■ **Description of the task**
Write the material out again exactly as it stands.

┌─ Data shown

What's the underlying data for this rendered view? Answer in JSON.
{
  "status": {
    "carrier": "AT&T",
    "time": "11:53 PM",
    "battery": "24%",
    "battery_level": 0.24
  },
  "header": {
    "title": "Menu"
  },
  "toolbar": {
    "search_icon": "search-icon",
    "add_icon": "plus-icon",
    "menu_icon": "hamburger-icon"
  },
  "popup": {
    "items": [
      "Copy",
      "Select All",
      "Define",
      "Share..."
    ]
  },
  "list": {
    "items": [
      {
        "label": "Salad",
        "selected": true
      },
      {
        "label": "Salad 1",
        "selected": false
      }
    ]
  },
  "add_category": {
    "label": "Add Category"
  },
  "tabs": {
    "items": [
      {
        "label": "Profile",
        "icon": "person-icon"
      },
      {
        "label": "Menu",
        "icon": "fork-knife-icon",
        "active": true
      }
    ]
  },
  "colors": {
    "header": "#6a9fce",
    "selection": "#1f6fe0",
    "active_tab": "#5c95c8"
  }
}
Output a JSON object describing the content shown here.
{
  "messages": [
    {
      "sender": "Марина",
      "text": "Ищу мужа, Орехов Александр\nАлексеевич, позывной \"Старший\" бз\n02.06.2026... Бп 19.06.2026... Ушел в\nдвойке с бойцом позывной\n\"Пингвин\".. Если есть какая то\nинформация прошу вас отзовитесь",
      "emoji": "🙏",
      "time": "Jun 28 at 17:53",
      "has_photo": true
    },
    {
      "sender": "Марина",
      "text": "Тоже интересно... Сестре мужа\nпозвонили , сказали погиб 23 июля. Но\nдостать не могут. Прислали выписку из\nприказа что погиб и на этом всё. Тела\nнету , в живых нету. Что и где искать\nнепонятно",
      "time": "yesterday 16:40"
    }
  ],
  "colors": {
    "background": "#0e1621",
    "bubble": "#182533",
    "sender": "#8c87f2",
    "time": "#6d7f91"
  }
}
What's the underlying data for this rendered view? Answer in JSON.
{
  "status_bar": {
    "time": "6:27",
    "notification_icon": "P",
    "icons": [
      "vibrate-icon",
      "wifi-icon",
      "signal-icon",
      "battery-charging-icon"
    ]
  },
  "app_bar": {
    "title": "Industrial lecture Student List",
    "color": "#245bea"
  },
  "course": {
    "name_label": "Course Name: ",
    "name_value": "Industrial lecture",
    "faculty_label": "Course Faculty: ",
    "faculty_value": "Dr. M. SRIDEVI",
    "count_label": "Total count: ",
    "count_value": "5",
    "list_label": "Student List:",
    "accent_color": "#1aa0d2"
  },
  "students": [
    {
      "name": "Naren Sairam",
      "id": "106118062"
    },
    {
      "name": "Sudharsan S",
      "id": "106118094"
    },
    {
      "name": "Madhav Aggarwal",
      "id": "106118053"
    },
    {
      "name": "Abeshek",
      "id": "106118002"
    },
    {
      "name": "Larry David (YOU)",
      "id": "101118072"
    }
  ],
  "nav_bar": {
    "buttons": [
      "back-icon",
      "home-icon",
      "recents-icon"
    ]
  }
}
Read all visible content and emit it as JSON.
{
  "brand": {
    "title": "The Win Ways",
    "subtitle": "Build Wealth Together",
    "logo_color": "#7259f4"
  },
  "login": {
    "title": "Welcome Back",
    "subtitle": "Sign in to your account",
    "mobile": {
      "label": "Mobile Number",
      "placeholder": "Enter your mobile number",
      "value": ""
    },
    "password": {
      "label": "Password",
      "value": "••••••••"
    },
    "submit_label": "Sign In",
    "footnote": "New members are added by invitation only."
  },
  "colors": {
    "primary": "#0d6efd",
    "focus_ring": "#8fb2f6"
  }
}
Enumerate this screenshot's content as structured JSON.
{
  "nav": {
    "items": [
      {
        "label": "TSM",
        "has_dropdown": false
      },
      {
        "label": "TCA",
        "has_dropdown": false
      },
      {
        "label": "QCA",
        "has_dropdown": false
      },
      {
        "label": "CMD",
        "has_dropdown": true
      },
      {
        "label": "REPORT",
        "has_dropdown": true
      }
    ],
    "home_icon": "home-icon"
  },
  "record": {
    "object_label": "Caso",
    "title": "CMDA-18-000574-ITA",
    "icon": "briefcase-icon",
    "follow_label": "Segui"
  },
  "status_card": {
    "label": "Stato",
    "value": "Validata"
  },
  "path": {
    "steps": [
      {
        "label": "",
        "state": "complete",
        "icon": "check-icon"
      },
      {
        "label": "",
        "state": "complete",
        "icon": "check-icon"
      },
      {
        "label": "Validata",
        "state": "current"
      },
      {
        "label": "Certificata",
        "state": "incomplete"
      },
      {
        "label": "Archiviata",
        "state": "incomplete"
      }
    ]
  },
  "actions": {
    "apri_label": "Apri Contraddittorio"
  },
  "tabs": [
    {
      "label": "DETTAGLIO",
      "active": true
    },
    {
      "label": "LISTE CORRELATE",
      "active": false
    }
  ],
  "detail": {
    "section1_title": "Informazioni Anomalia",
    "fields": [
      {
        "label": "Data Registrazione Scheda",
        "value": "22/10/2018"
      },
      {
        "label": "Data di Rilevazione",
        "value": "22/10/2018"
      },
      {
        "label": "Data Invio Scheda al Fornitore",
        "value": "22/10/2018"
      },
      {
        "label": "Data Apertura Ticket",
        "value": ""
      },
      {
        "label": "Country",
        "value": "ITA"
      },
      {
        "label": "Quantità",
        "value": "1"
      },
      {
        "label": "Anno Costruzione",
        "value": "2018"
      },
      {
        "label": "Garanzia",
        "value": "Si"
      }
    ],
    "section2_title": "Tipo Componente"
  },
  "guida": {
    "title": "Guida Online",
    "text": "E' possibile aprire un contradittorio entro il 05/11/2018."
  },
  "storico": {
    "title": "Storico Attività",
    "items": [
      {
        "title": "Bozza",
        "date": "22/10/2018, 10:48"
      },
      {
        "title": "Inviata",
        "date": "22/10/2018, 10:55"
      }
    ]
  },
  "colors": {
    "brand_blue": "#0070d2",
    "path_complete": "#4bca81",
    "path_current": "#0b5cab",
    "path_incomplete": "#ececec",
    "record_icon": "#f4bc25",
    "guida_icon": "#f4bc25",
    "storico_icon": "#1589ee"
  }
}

└─

■ **Output of the task**
What's the underlying data for this rendered view? Answer in JSON.
{
  "status": {
    "carrier": "AT&T",
    "time": "11:53 PM",
    "battery": "24%",
    "battery_level": 0.24
  },
  "header": {
    "title": "Menu"
  },
  "toolbar": {
    "search_icon": "search-icon",
    "add_icon": "plus-icon",
    "menu_icon": "hamburger-icon"
  },
  "popup": {
    "items": [
      "Copy",
      "Select All",
      "Define",
      "Share..."
    ]
  },
  "list": {
    "items": [
      {
        "label": "Salad",
        "selected": true
      },
      {
        "label": "Salad 1",
        "selected": false
      }
    ]
  },
  "add_category": {
    "label": "Add Category"
  },
  "tabs": {
    "items": [
      {
        "label": "Profile",
        "icon": "person-icon"
      },
      {
        "label": "Menu",
        "icon": "fork-knife-icon",
        "active": true
      }
    ]
  },
  "colors": {
    "header": "#6a9fce",
    "selection": "#1f6fe0",
    "active_tab": "#5c95c8"
  }
}
Output a JSON object describing the content shown here.
{
  "messages": [
    {
      "sender": "Марина",
      "text": "Ищу мужа, Орехов Александр\nАлексеевич, позывной \"Старший\" бз\n02.06.2026... Бп 19.06.2026... Ушел в\nдвойке с бойцом позывной\n\"Пингвин\".. Если есть какая то\nинформация прошу вас отзовитесь",
      "emoji": "🙏",
      "time": "Jun 28 at 17:53",
      "has_photo": true
    },
    {
      "sender": "Марина",
      "text": "Тоже интересно... Сестре мужа\nпозвонили , сказали погиб 23 июля. Но\nдостать не могут. Прислали выписку из\nприказа что погиб и на этом всё. Тела\nнету , в живых нету. Что и где искать\nнепонятно",
      "time": "yesterday 16:40"
    }
  ],
  "colors": {
    "background": "#0e1621",
    "bubble": "#182533",
    "sender": "#8c87f2",
    "time": "#6d7f91"
  }
}
What's the underlying data for this rendered view? Answer in JSON.
{
  "status_bar": {
    "time": "6:27",
    "notification_icon": "P",
    "icons": [
      "vibrate-icon",
      "wifi-icon",
      "signal-icon",
      "battery-charging-icon"
    ]
  },
  "app_bar": {
    "title": "Industrial lecture Student List",
    "color": "#245bea"
  },
  "course": {
    "name_label": "Course Name: ",
    "name_value": "Industrial lecture",
    "faculty_label": "Course Faculty: ",
    "faculty_value": "Dr. M. SRIDEVI",
    "count_label": "Total count: ",
    "count_value": "5",
    "list_label": "Student List:",
    "accent_color": "#1aa0d2"
  },
  "students": [
    {
      "name": "Naren Sairam",
      "id": "106118062"
    },
    {
      "name": "Sudharsan S",
      "id": "106118094"
    },
    {
      "name": "Madhav Aggarwal",
      "id": "106118053"
    },
    {
      "name": "Abeshek",
      "id": "106118002"
    },
    {
      "name": "Larry David (YOU)",
      "id": "101118072"
    }
  ],
  "nav_bar": {
    "buttons": [
      "back-icon",
      "home-icon",
      "recents-icon"
    ]
  }
}
Read all visible content and emit it as JSON.
{
  "brand": {
    "title": "The Win Ways",
    "subtitle": "Build Wealth Together",
    "logo_color": "#7259f4"
  },
  "login": {
    "title": "Welcome Back",
    "subtitle": "Sign in to your account",
    "mobile": {
      "label": "Mobile Number",
      "placeholder": "Enter your mobile number",
      "value": ""
    },
    "password": {
      "label": "Password",
      "value": "••••••••"
    },
    "submit_label": "Sign In",
    "footnote": "New members are added by invitation only."
  },
  "colors": {
    "primary": "#0d6efd",
    "focus_ring": "#8fb2f6"
  }
}
Enumerate this screenshot's content as structured JSON.
{
  "nav": {
    "items": [
      {
        "label": "TSM",
        "has_dropdown": false
      },
      {
        "label": "TCA",
        "has_dropdown": false
      },
      {
        "label": "QCA",
        "has_dropdown": false
      },
      {
        "label": "CMD",
        "has_dropdown": true
      },
      {
        "label": "REPORT",
        "has_dropdown": true
      }
    ],
    "home_icon": "home-icon"
  },
  "record": {
    "object_label": "Caso",
    "title": "CMDA-18-000574-ITA",
    "icon": "briefcase-icon",
    "follow_label": "Segui"
  },
  "status_card": {
    "label": "Stato",
    "value": "Validata"
  },
  "path": {
    "steps": [
      {
        "label": "",
        "state": "complete",
        "icon": "check-icon"
      },
      {
        "label": "",
        "state": "complete",
        "icon": "check-icon"
      },
      {
        "label": "Validata",
        "state": "current"
      },
      {
        "label": "Certificata",
        "state": "incomplete"
      },
      {
        "label": "Archiviata",
        "state": "incomplete"
      }
    ]
  },
  "actions": {
    "apri_label": "Apri Contraddittorio"
  },
  "tabs": [
    {
      "label": "DETTAGLIO",
      "active": true
    },
    {
      "label": "LISTE CORRELATE",
      "active": false
    }
  ],
  "detail": {
    "section1_title": "Informazioni Anomalia",
    "fields": [
      {
        "label": "Data Registrazione Scheda",
        "value": "22/10/2018"
      },
      {
        "label": "Data di Rilevazione",
        "value": "22/10/2018"
      },
      {
        "label": "Data Invio Scheda al Fornitore",
        "value": "22/10/2018"
      },
      {
        "label": "Data Apertura Ticket",
        "value": ""
      },
      {
        "label": "Country",
        "value": "ITA"
      },
      {
        "label": "Quantità",
        "value": "1"
      },
      {
        "label": "Anno Costruzione",
        "value": "2018"
      },
      {
        "label": "Garanzia",
        "value": "Si"
      }
    ],
    "section2_title": "Tipo Componente"
  },
  "guida": {
    "title": "Guida Online",
    "text": "E' possibile aprire un contradittorio entro il 05/11/2018."
  },
  "storico": {
    "title": "Storico Attività",
    "items": [
      {
        "title": "Bozza",
        "date": "22/10/2018, 10:48"
      },
      {
        "title": "Inviata",
        "date": "22/10/2018, 10:55"
      }
    ]
  },
  "colors": {
    "brand_blue": "#0070d2",
    "path_complete": "#4bca81",
    "path_current": "#0b5cab",
    "path_incomplete": "#ececec",
    "record_icon": "#f4bc25",
    "guida_icon": "#f4bc25",
    "storico_icon": "#1589ee"
  }
}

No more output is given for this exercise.